▶ **Input**
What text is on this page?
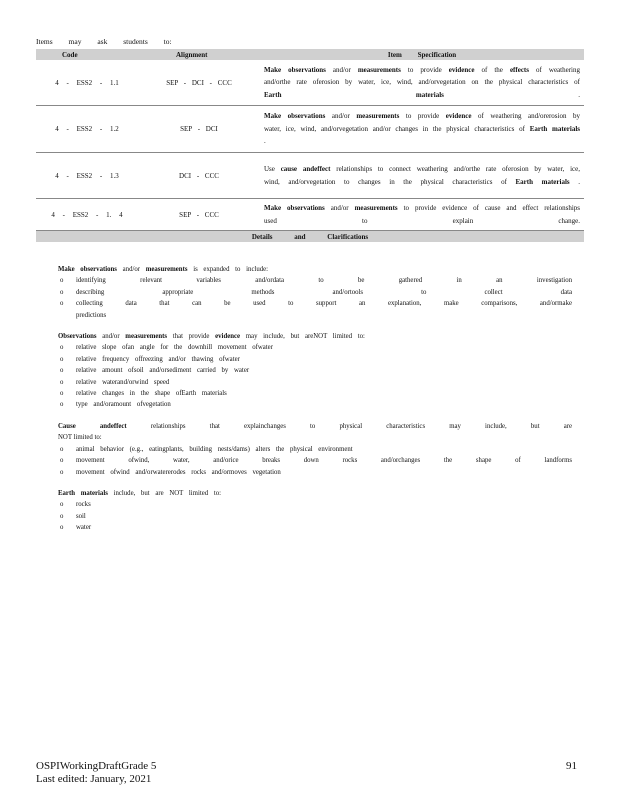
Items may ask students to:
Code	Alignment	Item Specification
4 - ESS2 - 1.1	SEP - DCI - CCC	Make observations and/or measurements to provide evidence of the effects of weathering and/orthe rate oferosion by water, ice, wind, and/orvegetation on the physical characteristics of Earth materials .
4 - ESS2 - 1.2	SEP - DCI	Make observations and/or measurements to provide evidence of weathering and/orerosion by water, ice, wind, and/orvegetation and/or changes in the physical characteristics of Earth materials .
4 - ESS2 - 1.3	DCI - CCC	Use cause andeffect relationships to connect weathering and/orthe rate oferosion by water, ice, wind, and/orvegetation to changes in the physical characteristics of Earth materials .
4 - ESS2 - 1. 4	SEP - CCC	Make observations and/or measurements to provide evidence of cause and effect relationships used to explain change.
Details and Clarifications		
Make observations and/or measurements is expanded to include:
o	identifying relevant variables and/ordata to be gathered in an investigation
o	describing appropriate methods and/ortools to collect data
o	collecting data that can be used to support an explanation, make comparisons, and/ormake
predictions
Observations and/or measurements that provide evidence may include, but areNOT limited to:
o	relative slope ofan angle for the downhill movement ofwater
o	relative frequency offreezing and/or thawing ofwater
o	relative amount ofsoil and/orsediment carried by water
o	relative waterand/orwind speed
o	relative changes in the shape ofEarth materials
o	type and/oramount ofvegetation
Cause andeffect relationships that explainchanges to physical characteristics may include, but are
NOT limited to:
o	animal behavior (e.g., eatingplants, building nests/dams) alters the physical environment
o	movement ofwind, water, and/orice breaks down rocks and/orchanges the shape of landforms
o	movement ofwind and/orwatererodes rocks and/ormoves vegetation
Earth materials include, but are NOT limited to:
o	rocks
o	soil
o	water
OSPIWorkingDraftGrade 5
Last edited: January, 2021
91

▶ **Set problem**
Note every line above where the string "orthe" shows up, and copy those lines.

▶ **Written answer**
4 - ESS2 - 1.1	SEP - DCI - CCC	Make observations and/or measurements to provide evidence of the effects of weathering and/orthe rate oferosion by water, ice, wind, and/orvegetation on the physical characteristics of Earth materials .
4 - ESS2 - 1.3	DCI - CCC	Use cause andeffect relationships to connect weathering and/orthe rate oferosion by water, ice, wind, and/orvegetation to changes in the physical characteristics of Earth materials .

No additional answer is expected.